Consignes:
(1) D'après l'extrait fourni, quel article du CGI prévoit que la taxe due par les employeurs agricoles se calcule selon des modalités spéciales fixées par décret ?
(2) Veuillez réécrire le passage de l'extrait fourni qui commence à « SECTION 3 EMPLOYEURS » et se termine à « fixées par décret. », en y remplaçant « traitements » par « rémunérations ».

SECTION 3 EMPLOYEURS AGRICOLES
SECTION 3
Employeurs agricoles
1À l'exception de ceux qu'il exonère expressément (cf. 5 L 122 ), l'article 231-1 du CGI soumet à la taxe sur les salaires toutes les personnes ou organismes qui paient des traitements, salaires, indemnités ou émoluments lorsqu'ils ne sont pas assujettis à la TVA ou ne l'ont pas été sur 90 % au moins de leur chiffre d'affaires.
2Les employeurs agricoles dont les recettes n'entrent pas, à titre obligatoire ou sur option, dans le champ d'application de la TVA, sont donc passibles de la taxe sur les salaires mais, selon l'article 231-3 du CGI, le calcul de la taxe dont ils sont redevables doit s'effectuer selon des modalités spéciales fixées par décret.
Or, ce décret n'est intervenu qu'à l'égard :
- des organismes coopératifs mutualistes et professionnels agricoles [CGI, ann. III, art. 53 bis ] 1 ;
- des agriculteurs qui commercialisent ou transforment leurs produits en faisant appel à des moyens analogues à ceux des commerçants ou des industriels [CGI, ann. III, art. 53 ter ] 1 .
4Donc, en l'état actuel de la réglementation :
- les employeurs agricoles énumérés par les articles 53 bis et 53 ter de l'annexe III au CGI, sont redevables de la taxe sur les salaires lorsque 90 % au moins de leur chiffre d'affaires ne sont pas soumis à la TVA ;
- les autres employeurs bénéficient d'une exonération de fait.

Données fournies:

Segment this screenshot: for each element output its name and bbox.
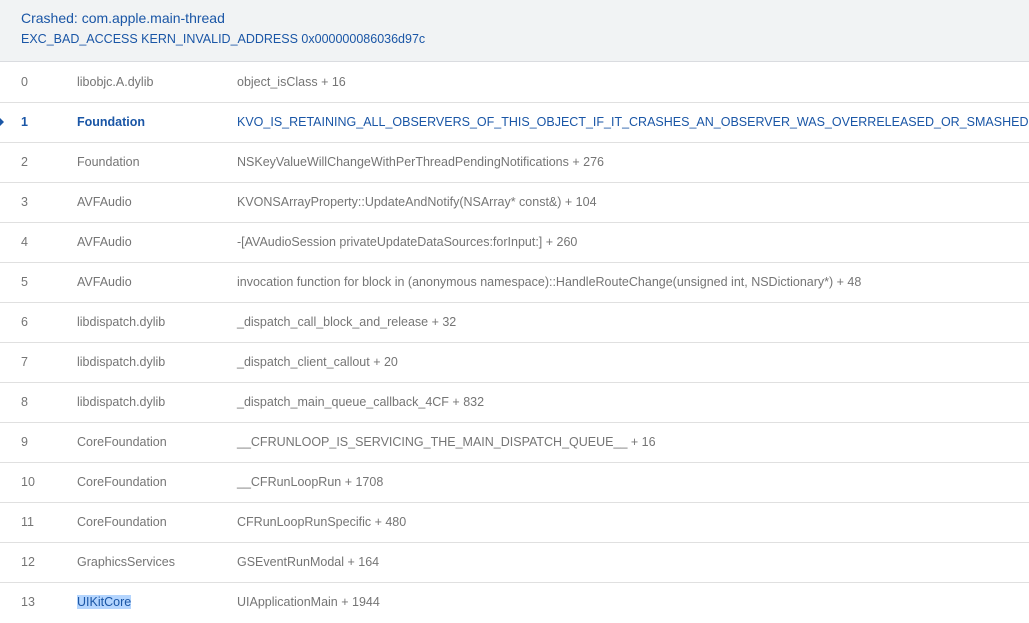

Solutions:
(1) L'article 231-3 du CGI.

(2)
SECTION 3 EMPLOYEURS AGRICOLES
SECTION 3
Employeurs agricoles
1À l'exception de ceux qu'il exonère expressément (cf. 5 L 122 ), l'article 231-1 du CGI soumet à la taxe sur les salaires toutes les personnes ou organismes qui paient des rémunérations, salaires, indemnités ou émoluments lorsqu'ils ne sont pas assujettis à la TVA ou ne l'ont pas été sur 90 % au moins de leur chiffre d'affaires.
2Les employeurs agricoles dont les recettes n'entrent pas, à titre obligatoire ou sur option, dans le champ d'application de la TVA, sont donc passibles de la taxe sur les salaires mais, selon l'article 231-3 du CGI, le calcul de la taxe dont ils sont redevables doit s'effectuer selon des modalités spéciales fixées par décret.